* _Data_
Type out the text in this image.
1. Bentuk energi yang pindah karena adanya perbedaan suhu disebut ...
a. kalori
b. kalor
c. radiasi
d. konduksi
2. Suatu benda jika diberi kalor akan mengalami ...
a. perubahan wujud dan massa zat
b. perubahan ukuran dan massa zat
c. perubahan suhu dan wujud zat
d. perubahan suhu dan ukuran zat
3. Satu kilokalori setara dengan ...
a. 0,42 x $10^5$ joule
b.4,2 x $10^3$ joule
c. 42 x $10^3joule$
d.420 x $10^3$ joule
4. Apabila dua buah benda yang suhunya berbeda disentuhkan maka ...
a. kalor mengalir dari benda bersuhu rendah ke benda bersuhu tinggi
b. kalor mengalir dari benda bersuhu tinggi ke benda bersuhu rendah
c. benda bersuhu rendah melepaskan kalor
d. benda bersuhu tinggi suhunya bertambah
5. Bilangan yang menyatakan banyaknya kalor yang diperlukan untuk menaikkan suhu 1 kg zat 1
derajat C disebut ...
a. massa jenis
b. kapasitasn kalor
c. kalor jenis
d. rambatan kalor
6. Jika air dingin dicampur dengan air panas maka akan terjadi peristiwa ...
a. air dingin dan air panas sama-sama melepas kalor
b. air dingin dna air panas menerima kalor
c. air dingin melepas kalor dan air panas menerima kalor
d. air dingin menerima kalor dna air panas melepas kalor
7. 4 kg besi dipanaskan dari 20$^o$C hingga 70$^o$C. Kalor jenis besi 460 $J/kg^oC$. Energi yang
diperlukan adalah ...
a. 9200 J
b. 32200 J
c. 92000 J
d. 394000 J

* _Work instructions_
Would you reproduce all the entries exactly?

* _Response_
Type out the text in this image.
1. Bentuk energi yang pindah karena adanya perbedaan suhu disebut ...
a. kalori
b. kalor
c. radiasi
d. konduksi
2. Suatu benda jika diberi kalor akan mengalami ...
a. perubahan wujud dan massa zat
b. perubahan ukuran dan massa zat
c. perubahan suhu dan wujud zat
d. perubahan suhu dan ukuran zat
3. Satu kilokalori setara dengan ...
a. 0,42 x $10^5$ joule
b.4,2 x $10^3$ joule
c. 42 x $10^3joule$
d.420 x $10^3$ joule
4. Apabila dua buah benda yang suhunya berbeda disentuhkan maka ...
a. kalor mengalir dari benda bersuhu rendah ke benda bersuhu tinggi
b. kalor mengalir dari benda bersuhu tinggi ke benda bersuhu rendah
c. benda bersuhu rendah melepaskan kalor
d. benda bersuhu tinggi suhunya bertambah
5. Bilangan yang menyatakan banyaknya kalor yang diperlukan untuk menaikkan suhu 1 kg zat 1
derajat C disebut ...
a. massa jenis
b. kapasitasn kalor
c. kalor jenis
d. rambatan kalor
6. Jika air dingin dicampur dengan air panas maka akan terjadi peristiwa ...
a. air dingin dan air panas sama-sama melepas kalor
b. air dingin dna air panas menerima kalor
c. air dingin melepas kalor dan air panas menerima kalor
d. air dingin menerima kalor dna air panas melepas kalor
7. 4 kg besi dipanaskan dari 20$^o$C hingga 70$^o$C. Kalor jenis besi 460 $J/kg^oC$. Energi yang
diperlukan adalah ...
a. 9200 J
b. 32200 J
c. 92000 J
d. 394000 J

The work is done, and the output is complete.